* Instructions for the task *
Please copy out the entries word for word, from the first line up to and including the line with "Annotate this image: element", and nothing beyond it.

** start Data supplied **

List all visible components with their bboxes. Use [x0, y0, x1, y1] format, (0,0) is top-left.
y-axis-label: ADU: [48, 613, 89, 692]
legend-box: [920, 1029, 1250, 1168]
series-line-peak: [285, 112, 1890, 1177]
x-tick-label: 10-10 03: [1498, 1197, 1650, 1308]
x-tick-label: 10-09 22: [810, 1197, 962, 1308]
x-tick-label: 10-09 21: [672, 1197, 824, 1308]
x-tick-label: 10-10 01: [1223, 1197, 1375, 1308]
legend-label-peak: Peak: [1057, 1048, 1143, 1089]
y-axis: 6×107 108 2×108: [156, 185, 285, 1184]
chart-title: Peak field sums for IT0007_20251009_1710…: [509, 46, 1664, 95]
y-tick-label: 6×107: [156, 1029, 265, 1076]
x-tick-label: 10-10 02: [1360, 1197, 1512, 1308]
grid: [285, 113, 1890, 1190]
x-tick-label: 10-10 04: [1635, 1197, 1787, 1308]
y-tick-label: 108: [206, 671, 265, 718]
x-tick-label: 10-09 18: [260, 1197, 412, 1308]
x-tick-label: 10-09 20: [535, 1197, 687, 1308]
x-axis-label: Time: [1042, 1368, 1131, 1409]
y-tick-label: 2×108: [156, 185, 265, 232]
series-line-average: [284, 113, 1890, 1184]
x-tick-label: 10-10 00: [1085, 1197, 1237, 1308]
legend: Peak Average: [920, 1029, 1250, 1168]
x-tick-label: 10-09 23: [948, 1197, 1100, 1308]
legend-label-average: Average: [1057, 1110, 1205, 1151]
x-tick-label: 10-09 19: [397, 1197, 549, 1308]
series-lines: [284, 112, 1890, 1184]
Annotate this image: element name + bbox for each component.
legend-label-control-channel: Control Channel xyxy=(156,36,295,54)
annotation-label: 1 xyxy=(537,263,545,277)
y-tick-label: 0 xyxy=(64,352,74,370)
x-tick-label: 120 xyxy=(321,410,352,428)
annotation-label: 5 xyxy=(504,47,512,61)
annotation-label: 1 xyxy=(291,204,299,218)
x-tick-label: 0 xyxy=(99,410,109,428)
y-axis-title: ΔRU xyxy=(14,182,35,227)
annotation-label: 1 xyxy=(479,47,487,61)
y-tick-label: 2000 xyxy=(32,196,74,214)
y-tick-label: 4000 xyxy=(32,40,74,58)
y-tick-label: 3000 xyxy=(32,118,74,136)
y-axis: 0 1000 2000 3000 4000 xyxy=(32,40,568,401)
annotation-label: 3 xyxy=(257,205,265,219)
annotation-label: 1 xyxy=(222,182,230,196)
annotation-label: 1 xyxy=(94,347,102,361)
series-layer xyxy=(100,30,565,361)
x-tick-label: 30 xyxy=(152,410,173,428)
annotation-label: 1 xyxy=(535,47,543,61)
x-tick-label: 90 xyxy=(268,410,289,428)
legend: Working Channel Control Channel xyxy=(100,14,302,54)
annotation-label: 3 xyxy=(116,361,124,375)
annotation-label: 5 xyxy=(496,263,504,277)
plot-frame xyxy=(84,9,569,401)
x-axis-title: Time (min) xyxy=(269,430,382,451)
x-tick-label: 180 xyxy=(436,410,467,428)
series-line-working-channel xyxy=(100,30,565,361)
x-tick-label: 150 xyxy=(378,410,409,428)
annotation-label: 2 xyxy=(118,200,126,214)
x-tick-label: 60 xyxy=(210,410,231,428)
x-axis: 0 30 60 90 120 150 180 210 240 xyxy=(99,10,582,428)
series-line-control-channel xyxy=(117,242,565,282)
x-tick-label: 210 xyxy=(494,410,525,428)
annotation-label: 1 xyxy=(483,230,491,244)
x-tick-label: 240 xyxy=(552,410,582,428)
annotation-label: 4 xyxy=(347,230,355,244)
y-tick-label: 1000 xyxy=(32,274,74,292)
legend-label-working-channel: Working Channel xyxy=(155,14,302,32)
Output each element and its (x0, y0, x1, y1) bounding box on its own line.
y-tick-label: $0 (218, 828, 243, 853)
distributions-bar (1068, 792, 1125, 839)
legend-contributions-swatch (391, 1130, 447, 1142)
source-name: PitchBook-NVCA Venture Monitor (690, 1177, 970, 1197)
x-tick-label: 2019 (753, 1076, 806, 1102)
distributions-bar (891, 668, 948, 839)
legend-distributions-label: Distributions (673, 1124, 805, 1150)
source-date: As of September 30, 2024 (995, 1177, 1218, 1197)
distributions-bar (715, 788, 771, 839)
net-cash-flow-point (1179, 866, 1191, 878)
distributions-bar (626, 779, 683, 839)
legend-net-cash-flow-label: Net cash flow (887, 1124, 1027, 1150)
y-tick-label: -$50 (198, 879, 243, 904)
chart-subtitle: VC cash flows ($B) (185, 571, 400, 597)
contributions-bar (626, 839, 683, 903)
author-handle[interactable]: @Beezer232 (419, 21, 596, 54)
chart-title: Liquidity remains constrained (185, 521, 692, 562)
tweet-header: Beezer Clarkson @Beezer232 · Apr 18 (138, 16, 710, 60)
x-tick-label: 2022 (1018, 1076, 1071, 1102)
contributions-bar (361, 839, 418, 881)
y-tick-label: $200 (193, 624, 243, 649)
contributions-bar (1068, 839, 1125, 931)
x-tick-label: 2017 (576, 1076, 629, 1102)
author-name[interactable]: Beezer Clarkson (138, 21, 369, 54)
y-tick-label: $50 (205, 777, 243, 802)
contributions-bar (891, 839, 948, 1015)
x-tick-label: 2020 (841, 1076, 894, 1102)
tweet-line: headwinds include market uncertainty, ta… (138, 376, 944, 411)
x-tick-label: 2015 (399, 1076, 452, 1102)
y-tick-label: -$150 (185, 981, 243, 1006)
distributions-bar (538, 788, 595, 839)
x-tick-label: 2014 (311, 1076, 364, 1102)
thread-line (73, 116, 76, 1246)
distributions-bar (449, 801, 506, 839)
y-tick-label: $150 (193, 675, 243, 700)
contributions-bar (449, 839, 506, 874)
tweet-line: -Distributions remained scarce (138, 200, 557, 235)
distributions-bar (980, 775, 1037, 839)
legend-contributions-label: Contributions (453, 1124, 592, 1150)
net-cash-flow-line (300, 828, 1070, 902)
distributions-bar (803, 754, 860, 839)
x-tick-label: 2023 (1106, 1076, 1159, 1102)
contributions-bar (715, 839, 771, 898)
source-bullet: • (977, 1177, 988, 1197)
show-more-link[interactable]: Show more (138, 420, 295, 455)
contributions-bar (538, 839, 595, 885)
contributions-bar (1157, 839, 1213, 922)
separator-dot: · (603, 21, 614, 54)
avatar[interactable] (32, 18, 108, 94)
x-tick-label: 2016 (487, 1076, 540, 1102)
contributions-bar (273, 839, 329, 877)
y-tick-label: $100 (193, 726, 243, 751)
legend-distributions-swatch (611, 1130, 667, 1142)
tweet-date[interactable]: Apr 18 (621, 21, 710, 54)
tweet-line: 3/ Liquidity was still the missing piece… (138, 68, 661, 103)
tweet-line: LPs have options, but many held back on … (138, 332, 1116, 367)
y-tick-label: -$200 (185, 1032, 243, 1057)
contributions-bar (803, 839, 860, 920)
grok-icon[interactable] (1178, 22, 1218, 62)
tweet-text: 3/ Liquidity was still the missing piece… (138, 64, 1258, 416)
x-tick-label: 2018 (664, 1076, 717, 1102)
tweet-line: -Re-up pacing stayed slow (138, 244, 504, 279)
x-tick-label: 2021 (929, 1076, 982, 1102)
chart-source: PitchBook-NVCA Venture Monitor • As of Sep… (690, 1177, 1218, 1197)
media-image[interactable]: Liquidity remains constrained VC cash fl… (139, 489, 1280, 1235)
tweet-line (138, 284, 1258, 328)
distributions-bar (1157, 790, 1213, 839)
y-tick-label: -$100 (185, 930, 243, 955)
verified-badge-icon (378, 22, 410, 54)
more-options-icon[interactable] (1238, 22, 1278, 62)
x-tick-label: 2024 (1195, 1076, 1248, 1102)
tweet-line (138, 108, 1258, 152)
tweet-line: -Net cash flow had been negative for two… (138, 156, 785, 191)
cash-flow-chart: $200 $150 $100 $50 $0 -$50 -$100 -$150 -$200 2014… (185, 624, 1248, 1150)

** end Data supplied **

* Exercise result *
List all visible components with their bboxes. Use [x0, y0, x1, y1] format, (0,0) is top-left.
y-axis-label: ADU: [48, 613, 89, 692]
legend-box: [920, 1029, 1250, 1168]
series-line-peak: [285, 112, 1890, 1177]
x-tick-label: 10-10 03: [1498, 1197, 1650, 1308]
x-tick-label: 10-09 22: [810, 1197, 962, 1308]
x-tick-label: 10-09 21: [672, 1197, 824, 1308]
x-tick-label: 10-10 01: [1223, 1197, 1375, 1308]
legend-label-peak: Peak: [1057, 1048, 1143, 1089]
y-axis: 6×107 108 2×108: [156, 185, 285, 1184]
chart-title: Peak field sums for IT0007_20251009_1710…: [509, 46, 1664, 95]
y-tick-label: 6×107: [156, 1029, 265, 1076]
x-tick-label: 10-10 02: [1360, 1197, 1512, 1308]
grid: [285, 113, 1890, 1190]
x-tick-label: 10-10 04: [1635, 1197, 1787, 1308]
y-tick-label: 108: [206, 671, 265, 718]
x-tick-label: 10-09 18: [260, 1197, 412, 1308]
x-tick-label: 10-09 20: [535, 1197, 687, 1308]
x-axis-label: Time: [1042, 1368, 1131, 1409]
y-tick-label: 2×108: [156, 185, 265, 232]
series-line-average: [284, 113, 1890, 1184]
x-tick-label: 10-10 00: [1085, 1197, 1237, 1308]
legend: Peak Average: [920, 1029, 1250, 1168]
x-tick-label: 10-09 23: [948, 1197, 1100, 1308]
legend-label-average: Average: [1057, 1110, 1205, 1151]
x-tick-label: 10-09 19: [397, 1197, 549, 1308]
series-lines: [284, 112, 1890, 1184]
Annotate this image: element name + bbox for each component.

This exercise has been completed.